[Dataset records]
###
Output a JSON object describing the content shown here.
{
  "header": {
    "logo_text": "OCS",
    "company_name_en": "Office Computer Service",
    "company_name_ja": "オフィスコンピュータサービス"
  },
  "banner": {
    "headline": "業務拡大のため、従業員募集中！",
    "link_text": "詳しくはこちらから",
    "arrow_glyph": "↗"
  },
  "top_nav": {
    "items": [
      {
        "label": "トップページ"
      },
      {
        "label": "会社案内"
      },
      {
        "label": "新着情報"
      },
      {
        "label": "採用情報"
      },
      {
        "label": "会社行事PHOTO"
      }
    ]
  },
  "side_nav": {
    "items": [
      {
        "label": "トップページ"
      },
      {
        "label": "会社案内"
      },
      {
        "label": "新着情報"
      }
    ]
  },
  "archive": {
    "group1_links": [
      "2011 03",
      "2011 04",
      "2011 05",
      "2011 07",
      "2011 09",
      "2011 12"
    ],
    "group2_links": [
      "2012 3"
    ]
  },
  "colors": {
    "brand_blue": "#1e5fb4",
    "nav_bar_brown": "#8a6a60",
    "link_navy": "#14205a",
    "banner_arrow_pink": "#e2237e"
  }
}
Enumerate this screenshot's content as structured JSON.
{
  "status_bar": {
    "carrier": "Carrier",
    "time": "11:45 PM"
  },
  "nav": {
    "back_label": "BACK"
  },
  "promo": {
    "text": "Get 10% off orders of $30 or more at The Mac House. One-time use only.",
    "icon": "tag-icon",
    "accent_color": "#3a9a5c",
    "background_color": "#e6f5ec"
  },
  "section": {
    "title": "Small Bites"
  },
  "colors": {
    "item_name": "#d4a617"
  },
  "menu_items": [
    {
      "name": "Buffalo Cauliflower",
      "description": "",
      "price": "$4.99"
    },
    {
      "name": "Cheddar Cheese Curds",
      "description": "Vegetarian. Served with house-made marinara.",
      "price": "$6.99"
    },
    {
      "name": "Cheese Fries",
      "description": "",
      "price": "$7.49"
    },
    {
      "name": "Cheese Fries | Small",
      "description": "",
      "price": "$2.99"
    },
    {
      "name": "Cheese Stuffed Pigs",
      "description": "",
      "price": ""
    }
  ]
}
###
### Task prompt
Without changing a word, restate the whole listing.

### Problem solution
Output a JSON object describing the content shown here.
{
  "header": {
    "logo_text": "OCS",
    "company_name_en": "Office Computer Service",
    "company_name_ja": "オフィスコンピュータサービス"
  },
  "banner": {
    "headline": "業務拡大のため、従業員募集中！",
    "link_text": "詳しくはこちらから",
    "arrow_glyph": "↗"
  },
  "top_nav": {
    "items": [
      {
        "label": "トップページ"
      },
      {
        "label": "会社案内"
      },
      {
        "label": "新着情報"
      },
      {
        "label": "採用情報"
      },
      {
        "label": "会社行事PHOTO"
      }
    ]
  },
  "side_nav": {
    "items": [
      {
        "label": "トップページ"
      },
      {
        "label": "会社案内"
      },
      {
        "label": "新着情報"
      }
    ]
  },
  "archive": {
    "group1_links": [
      "2011 03",
      "2011 04",
      "2011 05",
      "2011 07",
      "2011 09",
      "2011 12"
    ],
    "group2_links": [
      "2012 3"
    ]
  },
  "colors": {
    "brand_blue": "#1e5fb4",
    "nav_bar_brown": "#8a6a60",
    "link_navy": "#14205a",
    "banner_arrow_pink": "#e2237e"
  }
}
Enumerate this screenshot's content as structured JSON.
{
  "status_bar": {
    "carrier": "Carrier",
    "time": "11:45 PM"
  },
  "nav": {
    "back_label": "BACK"
  },
  "promo": {
    "text": "Get 10% off orders of $30 or more at The Mac House. One-time use only.",
    "icon": "tag-icon",
    "accent_color": "#3a9a5c",
    "background_color": "#e6f5ec"
  },
  "section": {
    "title": "Small Bites"
  },
  "colors": {
    "item_name": "#d4a617"
  },
  "menu_items": [
    {
      "name": "Buffalo Cauliflower",
      "description": "",
      "price": "$4.99"
    },
    {
      "name": "Cheddar Cheese Curds",
      "description": "Vegetarian. Served with house-made marinara.",
      "price": "$6.99"
    },
    {
      "name": "Cheese Fries",
      "description": "",
      "price": "$7.49"
    },
    {
      "name": "Cheese Fries | Small",
      "description": "",
      "price": "$2.99"
    },
    {
      "name": "Cheese Stuffed Pigs",
      "description": "",
      "price": ""
    }
  ]
}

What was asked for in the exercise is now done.